• Source data
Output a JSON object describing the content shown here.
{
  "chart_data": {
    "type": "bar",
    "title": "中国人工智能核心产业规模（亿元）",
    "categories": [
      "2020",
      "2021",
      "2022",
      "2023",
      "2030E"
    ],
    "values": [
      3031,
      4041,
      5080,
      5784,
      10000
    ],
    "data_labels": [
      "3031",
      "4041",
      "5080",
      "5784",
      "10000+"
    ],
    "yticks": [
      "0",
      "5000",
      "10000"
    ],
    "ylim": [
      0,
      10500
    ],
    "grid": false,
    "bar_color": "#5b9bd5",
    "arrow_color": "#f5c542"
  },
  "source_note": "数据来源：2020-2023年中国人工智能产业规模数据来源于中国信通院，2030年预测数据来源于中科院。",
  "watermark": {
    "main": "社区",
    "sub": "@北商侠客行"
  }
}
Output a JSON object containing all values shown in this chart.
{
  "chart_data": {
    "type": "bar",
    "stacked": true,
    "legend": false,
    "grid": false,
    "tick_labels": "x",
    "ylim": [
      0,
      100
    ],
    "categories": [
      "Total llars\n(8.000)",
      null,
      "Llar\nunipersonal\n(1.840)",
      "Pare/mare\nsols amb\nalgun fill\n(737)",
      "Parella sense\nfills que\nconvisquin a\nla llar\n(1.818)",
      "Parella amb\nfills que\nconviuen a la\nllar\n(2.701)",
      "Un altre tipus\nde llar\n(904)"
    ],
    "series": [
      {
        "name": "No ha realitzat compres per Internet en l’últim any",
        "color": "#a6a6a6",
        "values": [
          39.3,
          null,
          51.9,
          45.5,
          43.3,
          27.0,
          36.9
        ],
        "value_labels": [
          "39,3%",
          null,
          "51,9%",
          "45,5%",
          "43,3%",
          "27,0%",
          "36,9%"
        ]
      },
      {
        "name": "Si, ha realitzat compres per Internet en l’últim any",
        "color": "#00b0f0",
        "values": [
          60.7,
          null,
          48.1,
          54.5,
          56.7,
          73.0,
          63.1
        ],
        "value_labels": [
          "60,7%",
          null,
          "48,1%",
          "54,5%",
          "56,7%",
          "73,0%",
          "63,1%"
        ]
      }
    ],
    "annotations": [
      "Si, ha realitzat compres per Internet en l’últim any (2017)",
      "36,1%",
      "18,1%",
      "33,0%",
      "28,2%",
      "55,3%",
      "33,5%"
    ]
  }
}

• Stated goal
Out of the records, collect only those lines that contain the string "compres".

• Reply
        "name": "No ha realitzat compres per Internet en l’últim any",
        "name": "Si, ha realitzat compres per Internet en l’últim any",
      "Si, ha realitzat compres per Internet en l’últim any (2017)",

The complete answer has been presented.